**Raw records**
## Begin

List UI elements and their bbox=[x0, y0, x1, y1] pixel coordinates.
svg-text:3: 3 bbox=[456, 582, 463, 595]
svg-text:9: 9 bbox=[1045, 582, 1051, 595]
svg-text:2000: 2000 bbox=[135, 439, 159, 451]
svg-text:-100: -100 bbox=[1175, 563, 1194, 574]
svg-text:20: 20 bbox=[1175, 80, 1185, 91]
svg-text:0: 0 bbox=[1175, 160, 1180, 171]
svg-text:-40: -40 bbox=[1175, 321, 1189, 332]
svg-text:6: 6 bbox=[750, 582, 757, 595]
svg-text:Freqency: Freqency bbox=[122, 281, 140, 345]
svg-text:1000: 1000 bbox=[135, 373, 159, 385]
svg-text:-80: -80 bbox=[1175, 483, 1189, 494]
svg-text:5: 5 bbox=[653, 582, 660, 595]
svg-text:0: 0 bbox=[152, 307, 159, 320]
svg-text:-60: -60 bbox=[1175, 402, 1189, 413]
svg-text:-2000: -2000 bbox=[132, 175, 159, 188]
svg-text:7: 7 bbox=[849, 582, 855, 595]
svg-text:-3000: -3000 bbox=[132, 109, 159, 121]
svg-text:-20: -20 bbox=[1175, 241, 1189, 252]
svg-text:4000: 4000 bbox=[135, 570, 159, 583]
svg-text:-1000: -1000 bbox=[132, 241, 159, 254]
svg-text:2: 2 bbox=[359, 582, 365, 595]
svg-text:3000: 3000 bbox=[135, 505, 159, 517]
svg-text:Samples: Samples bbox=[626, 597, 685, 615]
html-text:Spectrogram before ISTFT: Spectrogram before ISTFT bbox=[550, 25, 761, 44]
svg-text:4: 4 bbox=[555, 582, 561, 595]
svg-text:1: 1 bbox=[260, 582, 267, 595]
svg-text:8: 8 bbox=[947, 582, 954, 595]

## End

**Job**
Reproduce the listing above line for line, without changing a single character.

**Response to this task**
List UI elements and their bbox=[x0, y0, x1, y1] pixel coordinates.
svg-text:3: 3 bbox=[456, 582, 463, 595]
svg-text:9: 9 bbox=[1045, 582, 1051, 595]
svg-text:2000: 2000 bbox=[135, 439, 159, 451]
svg-text:-100: -100 bbox=[1175, 563, 1194, 574]
svg-text:20: 20 bbox=[1175, 80, 1185, 91]
svg-text:0: 0 bbox=[1175, 160, 1180, 171]
svg-text:-40: -40 bbox=[1175, 321, 1189, 332]
svg-text:6: 6 bbox=[750, 582, 757, 595]
svg-text:Freqency: Freqency bbox=[122, 281, 140, 345]
svg-text:1000: 1000 bbox=[135, 373, 159, 385]
svg-text:-80: -80 bbox=[1175, 483, 1189, 494]
svg-text:5: 5 bbox=[653, 582, 660, 595]
svg-text:0: 0 bbox=[152, 307, 159, 320]
svg-text:-60: -60 bbox=[1175, 402, 1189, 413]
svg-text:-2000: -2000 bbox=[132, 175, 159, 188]
svg-text:7: 7 bbox=[849, 582, 855, 595]
svg-text:-3000: -3000 bbox=[132, 109, 159, 121]
svg-text:-20: -20 bbox=[1175, 241, 1189, 252]
svg-text:4000: 4000 bbox=[135, 570, 159, 583]
svg-text:-1000: -1000 bbox=[132, 241, 159, 254]
svg-text:2: 2 bbox=[359, 582, 365, 595]
svg-text:3000: 3000 bbox=[135, 505, 159, 517]
svg-text:Samples: Samples bbox=[626, 597, 685, 615]
html-text:Spectrogram before ISTFT: Spectrogram before ISTFT bbox=[550, 25, 761, 44]
svg-text:4: 4 bbox=[555, 582, 561, 595]
svg-text:1: 1 bbox=[260, 582, 267, 595]
svg-text:8: 8 bbox=[947, 582, 954, 595]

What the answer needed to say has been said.